# Text provided
— Begin —

Learn from my mistakes in this article covering on-call alert best practices.
This is the first in a series of articles on system administrator fundamentals. These days, DevOps has made even the job title “system administrator” seem a bit archaic, much like the “systems analyst” title it replaced. These DevOps positions are rather different from typical sysadmin jobs in the past in that they have a much larger emphasis on software development far beyond basic shell scripting. As a result, they often are filled with people with software development backgrounds without much prior sysadmin experience. In the past, sysadmins would enter the role at a junior level and be mentored by a senior sysadmin on the team, but in many cases currently, companies go quite a while with cloud outsourcing before their first DevOps hire. As a result, DevOps engineers might be thrust into the role at a junior level with no mentor around apart from search engines and Stack Overflow posts. In this series of articles, I'm going to expound on some of the lessons I've learned through the years that might be obvious to longtime sysadmins but may be news to someone just coming into this position.
In this first article, I cover on-call alerting. Like with any job title, the responsibilities given to sysadmins, DevOps and Site Reliability Engineers may differ, and in some cases, they may not involve any kind of 24x7 on-call duties, if you're lucky. For everyone else, though, there are many ways to organize on-call alerting, and there also are many ways to shoot yourself in the foot.
The main enemies of on-call alerting are false positives, with the main risks being ignoring alerts or burnout for members of your team. This article talks about some best practices you can apply to your alerting policies that hopefully will reduce burnout and make sure alerts aren't ignored.
A common pitfall sysadmins run into when setting up monitoring systems is to alert on too many things. These days, it's simple to monitor just about any aspect of a server's health, so it's tempting to overload your monitoring system with all kinds of system checks. One of the main ongoing maintenance tasks for any monitoring system is setting appropriate alert thresholds to reduce false positives. This means the more checks you have in place, the higher the maintenance burden. As a result, I have a few different rules I apply to my monitoring checks when determining thresholds for notifications.

— End —

# Provided records
— Begin —

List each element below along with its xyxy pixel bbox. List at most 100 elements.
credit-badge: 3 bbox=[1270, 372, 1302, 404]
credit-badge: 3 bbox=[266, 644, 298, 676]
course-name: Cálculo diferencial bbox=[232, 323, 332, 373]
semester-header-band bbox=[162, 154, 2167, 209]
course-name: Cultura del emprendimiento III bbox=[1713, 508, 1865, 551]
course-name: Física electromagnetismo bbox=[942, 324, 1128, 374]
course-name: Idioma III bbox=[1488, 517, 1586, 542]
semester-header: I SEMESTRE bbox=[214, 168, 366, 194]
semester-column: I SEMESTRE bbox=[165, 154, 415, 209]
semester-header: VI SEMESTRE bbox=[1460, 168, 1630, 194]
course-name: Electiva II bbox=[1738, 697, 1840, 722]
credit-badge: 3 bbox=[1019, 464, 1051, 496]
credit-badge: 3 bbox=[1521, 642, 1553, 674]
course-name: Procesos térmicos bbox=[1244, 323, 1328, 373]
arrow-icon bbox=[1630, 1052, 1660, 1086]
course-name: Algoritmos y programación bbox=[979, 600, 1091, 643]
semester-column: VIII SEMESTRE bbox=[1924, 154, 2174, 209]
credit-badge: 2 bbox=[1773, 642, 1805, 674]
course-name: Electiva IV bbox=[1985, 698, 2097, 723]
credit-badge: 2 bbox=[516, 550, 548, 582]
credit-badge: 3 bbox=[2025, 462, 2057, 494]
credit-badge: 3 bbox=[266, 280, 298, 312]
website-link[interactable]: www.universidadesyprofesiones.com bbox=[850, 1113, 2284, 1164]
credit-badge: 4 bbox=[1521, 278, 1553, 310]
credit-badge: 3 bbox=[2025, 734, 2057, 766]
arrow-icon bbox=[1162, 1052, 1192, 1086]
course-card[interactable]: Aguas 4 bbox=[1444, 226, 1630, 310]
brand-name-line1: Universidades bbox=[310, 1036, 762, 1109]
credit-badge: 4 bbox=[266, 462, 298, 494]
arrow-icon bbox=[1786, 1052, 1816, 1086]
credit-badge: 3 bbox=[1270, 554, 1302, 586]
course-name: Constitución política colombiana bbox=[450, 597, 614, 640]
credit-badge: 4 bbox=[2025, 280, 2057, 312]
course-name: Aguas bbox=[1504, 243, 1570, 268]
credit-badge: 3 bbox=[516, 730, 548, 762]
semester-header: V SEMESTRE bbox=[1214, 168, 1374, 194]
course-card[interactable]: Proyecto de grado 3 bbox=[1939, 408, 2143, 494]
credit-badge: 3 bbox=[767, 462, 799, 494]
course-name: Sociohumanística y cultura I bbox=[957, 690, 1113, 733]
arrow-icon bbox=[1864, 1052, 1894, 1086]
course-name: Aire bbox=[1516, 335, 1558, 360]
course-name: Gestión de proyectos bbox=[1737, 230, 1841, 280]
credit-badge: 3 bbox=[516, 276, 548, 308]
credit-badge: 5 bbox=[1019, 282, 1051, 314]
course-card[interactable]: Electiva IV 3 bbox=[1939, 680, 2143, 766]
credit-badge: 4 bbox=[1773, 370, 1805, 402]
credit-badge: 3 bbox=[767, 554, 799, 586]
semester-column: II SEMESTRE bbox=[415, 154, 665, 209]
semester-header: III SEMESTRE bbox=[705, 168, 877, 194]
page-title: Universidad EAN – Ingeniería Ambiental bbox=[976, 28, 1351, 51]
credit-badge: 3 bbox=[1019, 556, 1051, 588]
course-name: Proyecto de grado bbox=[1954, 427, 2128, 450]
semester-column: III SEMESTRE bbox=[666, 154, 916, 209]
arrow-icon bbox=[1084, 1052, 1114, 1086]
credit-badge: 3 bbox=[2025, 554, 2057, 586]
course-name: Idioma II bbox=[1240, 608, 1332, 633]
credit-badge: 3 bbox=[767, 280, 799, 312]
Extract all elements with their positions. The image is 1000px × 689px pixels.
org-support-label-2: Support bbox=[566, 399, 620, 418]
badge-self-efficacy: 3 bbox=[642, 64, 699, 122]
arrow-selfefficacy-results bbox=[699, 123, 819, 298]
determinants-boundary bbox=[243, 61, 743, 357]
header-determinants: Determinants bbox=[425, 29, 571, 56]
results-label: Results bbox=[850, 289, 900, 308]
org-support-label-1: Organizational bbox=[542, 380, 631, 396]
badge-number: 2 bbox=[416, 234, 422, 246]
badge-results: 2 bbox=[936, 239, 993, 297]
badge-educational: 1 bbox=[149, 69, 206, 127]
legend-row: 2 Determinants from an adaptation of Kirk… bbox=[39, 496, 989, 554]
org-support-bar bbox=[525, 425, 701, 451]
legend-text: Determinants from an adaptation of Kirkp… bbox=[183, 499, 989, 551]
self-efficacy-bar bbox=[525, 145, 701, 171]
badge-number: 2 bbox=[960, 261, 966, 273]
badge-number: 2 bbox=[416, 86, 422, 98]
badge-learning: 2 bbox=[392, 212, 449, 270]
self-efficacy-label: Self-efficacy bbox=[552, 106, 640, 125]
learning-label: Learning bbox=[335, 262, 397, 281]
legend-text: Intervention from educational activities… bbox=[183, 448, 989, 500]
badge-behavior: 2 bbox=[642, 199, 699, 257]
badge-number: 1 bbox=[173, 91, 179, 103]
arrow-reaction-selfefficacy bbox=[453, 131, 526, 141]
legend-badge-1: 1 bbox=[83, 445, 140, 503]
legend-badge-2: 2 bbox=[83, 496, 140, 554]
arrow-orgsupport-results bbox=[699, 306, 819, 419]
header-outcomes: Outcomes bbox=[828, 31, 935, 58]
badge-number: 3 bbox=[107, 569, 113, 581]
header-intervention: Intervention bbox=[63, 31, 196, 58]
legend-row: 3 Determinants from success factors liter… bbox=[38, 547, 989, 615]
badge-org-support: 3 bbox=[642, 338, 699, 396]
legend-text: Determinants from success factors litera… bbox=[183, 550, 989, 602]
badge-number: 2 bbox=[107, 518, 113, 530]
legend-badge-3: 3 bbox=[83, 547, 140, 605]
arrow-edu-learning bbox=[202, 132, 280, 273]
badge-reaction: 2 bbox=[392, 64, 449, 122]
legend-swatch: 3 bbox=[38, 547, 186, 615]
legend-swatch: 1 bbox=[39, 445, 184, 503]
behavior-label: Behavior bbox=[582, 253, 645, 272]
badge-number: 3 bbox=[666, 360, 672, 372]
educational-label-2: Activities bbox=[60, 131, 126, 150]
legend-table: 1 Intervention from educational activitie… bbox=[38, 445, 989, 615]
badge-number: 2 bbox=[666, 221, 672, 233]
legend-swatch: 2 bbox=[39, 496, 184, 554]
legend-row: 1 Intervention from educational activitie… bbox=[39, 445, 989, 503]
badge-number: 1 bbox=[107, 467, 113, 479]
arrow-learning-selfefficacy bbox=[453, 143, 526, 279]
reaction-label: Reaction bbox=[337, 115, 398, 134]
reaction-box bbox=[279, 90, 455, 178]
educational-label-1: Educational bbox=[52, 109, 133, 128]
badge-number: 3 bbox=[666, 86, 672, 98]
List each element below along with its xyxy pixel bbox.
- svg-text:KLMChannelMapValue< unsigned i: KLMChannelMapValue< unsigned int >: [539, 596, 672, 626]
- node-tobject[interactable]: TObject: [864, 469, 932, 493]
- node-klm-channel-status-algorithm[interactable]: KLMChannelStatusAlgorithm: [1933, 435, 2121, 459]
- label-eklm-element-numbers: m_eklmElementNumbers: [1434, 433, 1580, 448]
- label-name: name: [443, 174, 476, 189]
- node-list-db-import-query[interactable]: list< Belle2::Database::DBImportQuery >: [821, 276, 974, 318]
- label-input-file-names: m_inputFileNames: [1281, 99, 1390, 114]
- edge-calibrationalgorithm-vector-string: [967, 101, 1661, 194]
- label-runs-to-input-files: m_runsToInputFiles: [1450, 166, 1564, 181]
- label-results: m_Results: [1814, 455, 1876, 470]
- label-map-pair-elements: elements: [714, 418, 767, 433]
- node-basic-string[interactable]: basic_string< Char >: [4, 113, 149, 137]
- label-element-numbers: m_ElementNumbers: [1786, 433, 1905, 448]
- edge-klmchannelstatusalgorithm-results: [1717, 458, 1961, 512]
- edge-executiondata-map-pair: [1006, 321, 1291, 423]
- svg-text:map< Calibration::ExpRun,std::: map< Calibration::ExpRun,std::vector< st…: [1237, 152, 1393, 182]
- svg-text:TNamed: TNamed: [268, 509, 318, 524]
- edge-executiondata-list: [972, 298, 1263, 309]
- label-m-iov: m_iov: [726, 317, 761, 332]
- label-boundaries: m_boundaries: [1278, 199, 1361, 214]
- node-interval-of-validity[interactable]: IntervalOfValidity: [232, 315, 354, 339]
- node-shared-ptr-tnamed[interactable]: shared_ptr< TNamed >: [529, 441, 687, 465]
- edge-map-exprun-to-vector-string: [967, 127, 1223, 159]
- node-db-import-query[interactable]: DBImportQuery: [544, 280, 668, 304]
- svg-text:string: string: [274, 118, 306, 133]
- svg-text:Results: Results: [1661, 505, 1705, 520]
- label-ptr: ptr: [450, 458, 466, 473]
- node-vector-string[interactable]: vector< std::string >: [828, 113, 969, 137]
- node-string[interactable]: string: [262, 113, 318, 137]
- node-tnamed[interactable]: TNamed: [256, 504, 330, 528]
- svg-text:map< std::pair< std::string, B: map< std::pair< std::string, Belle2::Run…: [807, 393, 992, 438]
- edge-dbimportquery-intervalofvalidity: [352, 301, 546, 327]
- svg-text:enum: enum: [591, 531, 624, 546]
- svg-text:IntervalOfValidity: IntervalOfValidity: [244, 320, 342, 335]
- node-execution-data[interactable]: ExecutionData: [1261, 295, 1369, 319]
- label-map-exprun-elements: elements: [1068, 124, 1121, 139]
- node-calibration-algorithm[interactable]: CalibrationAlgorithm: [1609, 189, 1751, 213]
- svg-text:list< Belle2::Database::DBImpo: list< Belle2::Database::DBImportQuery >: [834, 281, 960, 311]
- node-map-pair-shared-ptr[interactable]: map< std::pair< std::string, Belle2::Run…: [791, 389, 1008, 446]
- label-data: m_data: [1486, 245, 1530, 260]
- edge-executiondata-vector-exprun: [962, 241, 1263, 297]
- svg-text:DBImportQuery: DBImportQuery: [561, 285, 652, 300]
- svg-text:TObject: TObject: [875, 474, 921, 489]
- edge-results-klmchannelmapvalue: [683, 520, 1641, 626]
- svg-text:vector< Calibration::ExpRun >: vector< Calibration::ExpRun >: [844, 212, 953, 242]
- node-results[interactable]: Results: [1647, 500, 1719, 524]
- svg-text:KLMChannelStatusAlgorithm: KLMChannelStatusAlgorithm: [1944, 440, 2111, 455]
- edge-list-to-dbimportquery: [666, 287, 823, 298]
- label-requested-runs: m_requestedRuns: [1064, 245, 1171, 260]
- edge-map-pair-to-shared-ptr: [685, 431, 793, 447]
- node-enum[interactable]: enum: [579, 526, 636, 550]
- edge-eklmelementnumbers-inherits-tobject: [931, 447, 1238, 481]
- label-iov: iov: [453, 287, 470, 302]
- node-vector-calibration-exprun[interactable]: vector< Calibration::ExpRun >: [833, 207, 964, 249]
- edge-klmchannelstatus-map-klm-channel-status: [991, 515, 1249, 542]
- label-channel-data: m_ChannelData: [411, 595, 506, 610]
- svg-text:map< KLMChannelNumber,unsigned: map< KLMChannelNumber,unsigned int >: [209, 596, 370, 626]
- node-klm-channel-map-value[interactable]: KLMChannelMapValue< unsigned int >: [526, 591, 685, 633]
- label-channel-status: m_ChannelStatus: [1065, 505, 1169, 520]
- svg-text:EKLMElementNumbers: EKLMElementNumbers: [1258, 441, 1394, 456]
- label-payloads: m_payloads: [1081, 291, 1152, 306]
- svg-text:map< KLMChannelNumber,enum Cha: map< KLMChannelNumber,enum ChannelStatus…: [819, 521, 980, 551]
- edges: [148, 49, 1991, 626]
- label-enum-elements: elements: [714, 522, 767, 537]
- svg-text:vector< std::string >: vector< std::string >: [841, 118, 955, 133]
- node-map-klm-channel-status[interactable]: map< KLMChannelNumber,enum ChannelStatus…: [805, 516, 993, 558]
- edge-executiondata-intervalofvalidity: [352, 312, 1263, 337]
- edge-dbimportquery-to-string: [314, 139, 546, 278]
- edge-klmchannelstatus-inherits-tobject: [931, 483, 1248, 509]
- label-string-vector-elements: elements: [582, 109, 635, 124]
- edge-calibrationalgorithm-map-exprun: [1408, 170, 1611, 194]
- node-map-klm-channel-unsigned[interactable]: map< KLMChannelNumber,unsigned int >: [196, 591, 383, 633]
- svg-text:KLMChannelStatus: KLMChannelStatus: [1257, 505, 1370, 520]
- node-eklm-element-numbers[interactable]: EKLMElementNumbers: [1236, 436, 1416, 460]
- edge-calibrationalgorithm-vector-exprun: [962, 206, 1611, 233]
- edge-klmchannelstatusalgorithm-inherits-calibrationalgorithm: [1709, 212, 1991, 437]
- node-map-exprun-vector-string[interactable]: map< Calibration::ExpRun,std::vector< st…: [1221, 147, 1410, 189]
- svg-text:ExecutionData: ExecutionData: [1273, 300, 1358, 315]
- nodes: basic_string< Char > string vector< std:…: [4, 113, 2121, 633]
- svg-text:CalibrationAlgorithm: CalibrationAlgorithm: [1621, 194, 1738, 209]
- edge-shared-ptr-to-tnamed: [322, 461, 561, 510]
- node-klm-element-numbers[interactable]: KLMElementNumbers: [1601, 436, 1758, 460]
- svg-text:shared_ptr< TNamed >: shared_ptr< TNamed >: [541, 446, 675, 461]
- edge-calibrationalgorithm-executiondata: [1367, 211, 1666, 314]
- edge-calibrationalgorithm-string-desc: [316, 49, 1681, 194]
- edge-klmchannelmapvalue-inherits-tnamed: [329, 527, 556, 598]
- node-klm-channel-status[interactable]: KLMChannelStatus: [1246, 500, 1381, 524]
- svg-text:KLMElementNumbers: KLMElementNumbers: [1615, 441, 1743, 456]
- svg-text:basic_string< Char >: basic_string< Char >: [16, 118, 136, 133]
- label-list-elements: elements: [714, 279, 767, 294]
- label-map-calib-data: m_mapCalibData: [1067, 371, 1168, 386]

— End —

# Complete the following
(1) Condense the paragraph starting "A common pitfall sysadmins run into" from the on-call alerting article into a short bulleted list, keeping its main facts.
(2) Which job titles does the on-call alerting article name? List every one.
The lines after the text aren't needed for this.

# Exercise solutions
(1)
- A common sysadmin mistake is alerting on too many things.
- Nearly any aspect of server health is now easy to monitor, which makes it tempting to pile on checks.
- Setting alert thresholds to reduce false positives is a main ongoing maintenance task.
- The more checks there are, the heavier that maintenance burden.
- So the author applies a few rules when setting notification thresholds.

(2)
- System administrator (sysadmin)
- Systems analyst
- DevOps engineer
- Site Reliability Engineer